Given instruction >> An exact reproduction of the records is required, with all images left out.

Dataset entries:
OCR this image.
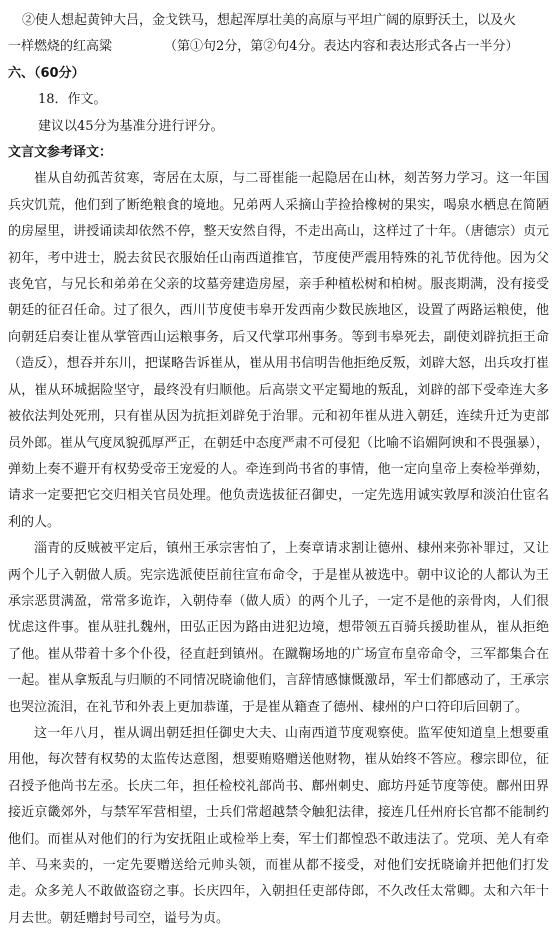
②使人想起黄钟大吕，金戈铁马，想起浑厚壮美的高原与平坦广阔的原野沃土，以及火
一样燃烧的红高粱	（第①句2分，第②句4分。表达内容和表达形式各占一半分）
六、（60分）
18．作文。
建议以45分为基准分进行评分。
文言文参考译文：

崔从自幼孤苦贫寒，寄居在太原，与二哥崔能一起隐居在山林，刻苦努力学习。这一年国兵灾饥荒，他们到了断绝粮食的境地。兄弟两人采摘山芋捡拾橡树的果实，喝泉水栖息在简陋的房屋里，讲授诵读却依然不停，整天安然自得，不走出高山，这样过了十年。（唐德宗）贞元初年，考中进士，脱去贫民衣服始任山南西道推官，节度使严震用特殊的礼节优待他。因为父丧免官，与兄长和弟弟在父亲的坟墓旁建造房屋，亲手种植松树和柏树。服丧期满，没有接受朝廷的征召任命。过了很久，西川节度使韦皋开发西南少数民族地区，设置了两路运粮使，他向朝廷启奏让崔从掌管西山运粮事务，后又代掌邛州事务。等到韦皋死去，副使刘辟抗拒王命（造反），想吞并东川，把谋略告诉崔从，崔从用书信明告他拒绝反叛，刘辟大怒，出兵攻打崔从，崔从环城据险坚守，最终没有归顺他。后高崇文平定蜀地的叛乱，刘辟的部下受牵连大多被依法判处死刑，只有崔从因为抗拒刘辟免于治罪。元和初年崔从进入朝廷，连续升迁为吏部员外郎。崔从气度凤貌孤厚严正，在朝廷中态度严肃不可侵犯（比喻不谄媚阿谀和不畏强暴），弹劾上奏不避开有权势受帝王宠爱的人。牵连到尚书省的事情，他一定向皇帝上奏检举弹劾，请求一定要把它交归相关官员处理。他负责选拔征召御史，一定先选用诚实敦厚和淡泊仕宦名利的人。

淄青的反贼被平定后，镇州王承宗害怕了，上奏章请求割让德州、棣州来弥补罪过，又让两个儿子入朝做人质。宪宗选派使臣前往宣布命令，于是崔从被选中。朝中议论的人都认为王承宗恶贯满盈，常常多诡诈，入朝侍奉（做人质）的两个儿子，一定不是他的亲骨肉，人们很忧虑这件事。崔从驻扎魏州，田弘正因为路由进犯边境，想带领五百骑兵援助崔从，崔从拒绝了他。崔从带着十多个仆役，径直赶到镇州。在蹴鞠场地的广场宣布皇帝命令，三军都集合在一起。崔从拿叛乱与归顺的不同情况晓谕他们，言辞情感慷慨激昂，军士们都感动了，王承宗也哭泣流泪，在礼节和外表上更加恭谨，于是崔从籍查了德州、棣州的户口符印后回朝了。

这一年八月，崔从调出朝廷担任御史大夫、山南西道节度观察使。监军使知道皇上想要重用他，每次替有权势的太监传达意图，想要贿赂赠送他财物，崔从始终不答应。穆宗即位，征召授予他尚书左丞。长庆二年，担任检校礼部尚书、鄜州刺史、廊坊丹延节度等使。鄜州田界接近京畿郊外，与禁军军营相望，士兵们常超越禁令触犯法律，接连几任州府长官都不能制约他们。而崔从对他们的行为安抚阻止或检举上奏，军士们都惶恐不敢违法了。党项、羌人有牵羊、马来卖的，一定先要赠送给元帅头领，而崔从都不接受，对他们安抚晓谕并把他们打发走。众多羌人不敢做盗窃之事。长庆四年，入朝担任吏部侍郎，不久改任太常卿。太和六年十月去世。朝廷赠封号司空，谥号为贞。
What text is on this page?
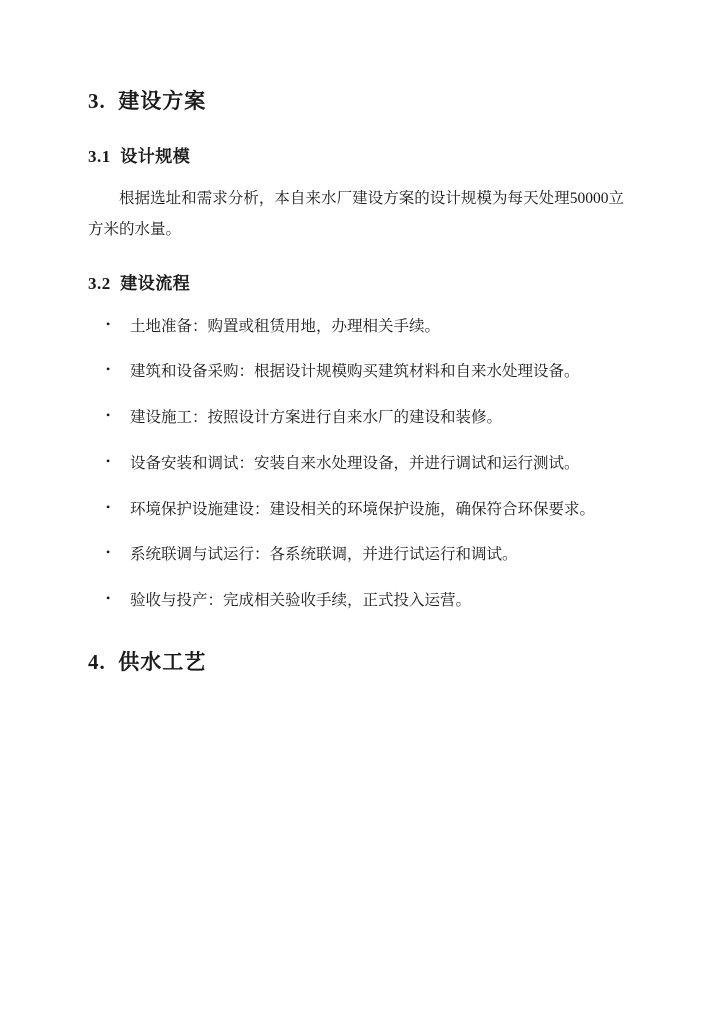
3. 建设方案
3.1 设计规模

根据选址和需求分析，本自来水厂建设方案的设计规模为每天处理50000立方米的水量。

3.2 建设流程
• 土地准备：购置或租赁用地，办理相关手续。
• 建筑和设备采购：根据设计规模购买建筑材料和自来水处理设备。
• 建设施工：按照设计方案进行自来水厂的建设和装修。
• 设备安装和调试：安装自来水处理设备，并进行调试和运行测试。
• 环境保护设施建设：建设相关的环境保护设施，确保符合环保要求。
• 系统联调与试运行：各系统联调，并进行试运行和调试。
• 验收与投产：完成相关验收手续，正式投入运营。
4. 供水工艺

Final result >>
OCR this image.
②使人想起黄钟大吕，金戈铁马，想起浑厚壮美的高原与平坦广阔的原野沃土，以及火
一样燃烧的红高粱	（第①句2分，第②句4分。表达内容和表达形式各占一半分）
六、（60分）
18．作文。
建议以45分为基准分进行评分。
文言文参考译文：

崔从自幼孤苦贫寒，寄居在太原，与二哥崔能一起隐居在山林，刻苦努力学习。这一年国兵灾饥荒，他们到了断绝粮食的境地。兄弟两人采摘山芋捡拾橡树的果实，喝泉水栖息在简陋的房屋里，讲授诵读却依然不停，整天安然自得，不走出高山，这样过了十年。（唐德宗）贞元初年，考中进士，脱去贫民衣服始任山南西道推官，节度使严震用特殊的礼节优待他。因为父丧免官，与兄长和弟弟在父亲的坟墓旁建造房屋，亲手种植松树和柏树。服丧期满，没有接受朝廷的征召任命。过了很久，西川节度使韦皋开发西南少数民族地区，设置了两路运粮使，他向朝廷启奏让崔从掌管西山运粮事务，后又代掌邛州事务。等到韦皋死去，副使刘辟抗拒王命（造反），想吞并东川，把谋略告诉崔从，崔从用书信明告他拒绝反叛，刘辟大怒，出兵攻打崔从，崔从环城据险坚守，最终没有归顺他。后高崇文平定蜀地的叛乱，刘辟的部下受牵连大多被依法判处死刑，只有崔从因为抗拒刘辟免于治罪。元和初年崔从进入朝廷，连续升迁为吏部员外郎。崔从气度凤貌孤厚严正，在朝廷中态度严肃不可侵犯（比喻不谄媚阿谀和不畏强暴），弹劾上奏不避开有权势受帝王宠爱的人。牵连到尚书省的事情，他一定向皇帝上奏检举弹劾，请求一定要把它交归相关官员处理。他负责选拔征召御史，一定先选用诚实敦厚和淡泊仕宦名利的人。

淄青的反贼被平定后，镇州王承宗害怕了，上奏章请求割让德州、棣州来弥补罪过，又让两个儿子入朝做人质。宪宗选派使臣前往宣布命令，于是崔从被选中。朝中议论的人都认为王承宗恶贯满盈，常常多诡诈，入朝侍奉（做人质）的两个儿子，一定不是他的亲骨肉，人们很忧虑这件事。崔从驻扎魏州，田弘正因为路由进犯边境，想带领五百骑兵援助崔从，崔从拒绝了他。崔从带着十多个仆役，径直赶到镇州。在蹴鞠场地的广场宣布皇帝命令，三军都集合在一起。崔从拿叛乱与归顺的不同情况晓谕他们，言辞情感慷慨激昂，军士们都感动了，王承宗也哭泣流泪，在礼节和外表上更加恭谨，于是崔从籍查了德州、棣州的户口符印后回朝了。

这一年八月，崔从调出朝廷担任御史大夫、山南西道节度观察使。监军使知道皇上想要重用他，每次替有权势的太监传达意图，想要贿赂赠送他财物，崔从始终不答应。穆宗即位，征召授予他尚书左丞。长庆二年，担任检校礼部尚书、鄜州刺史、廊坊丹延节度等使。鄜州田界接近京畿郊外，与禁军军营相望，士兵们常超越禁令触犯法律，接连几任州府长官都不能制约他们。而崔从对他们的行为安抚阻止或检举上奏，军士们都惶恐不敢违法了。党项、羌人有牵羊、马来卖的，一定先要赠送给元帅头领，而崔从都不接受，对他们安抚晓谕并把他们打发走。众多羌人不敢做盗窃之事。长庆四年，入朝担任吏部侍郎，不久改任太常卿。太和六年十月去世。朝廷赠封号司空，谥号为贞。
What text is on this page?
3. 建设方案
3.1 设计规模

根据选址和需求分析，本自来水厂建设方案的设计规模为每天处理50000立方米的水量。

3.2 建设流程
• 土地准备：购置或租赁用地，办理相关手续。
• 建筑和设备采购：根据设计规模购买建筑材料和自来水处理设备。
• 建设施工：按照设计方案进行自来水厂的建设和装修。
• 设备安装和调试：安装自来水处理设备，并进行调试和运行测试。
• 环境保护设施建设：建设相关的环境保护设施，确保符合环保要求。
• 系统联调与试运行：各系统联调，并进行试运行和调试。
• 验收与投产：完成相关验收手续，正式投入运营。
4. 供水工艺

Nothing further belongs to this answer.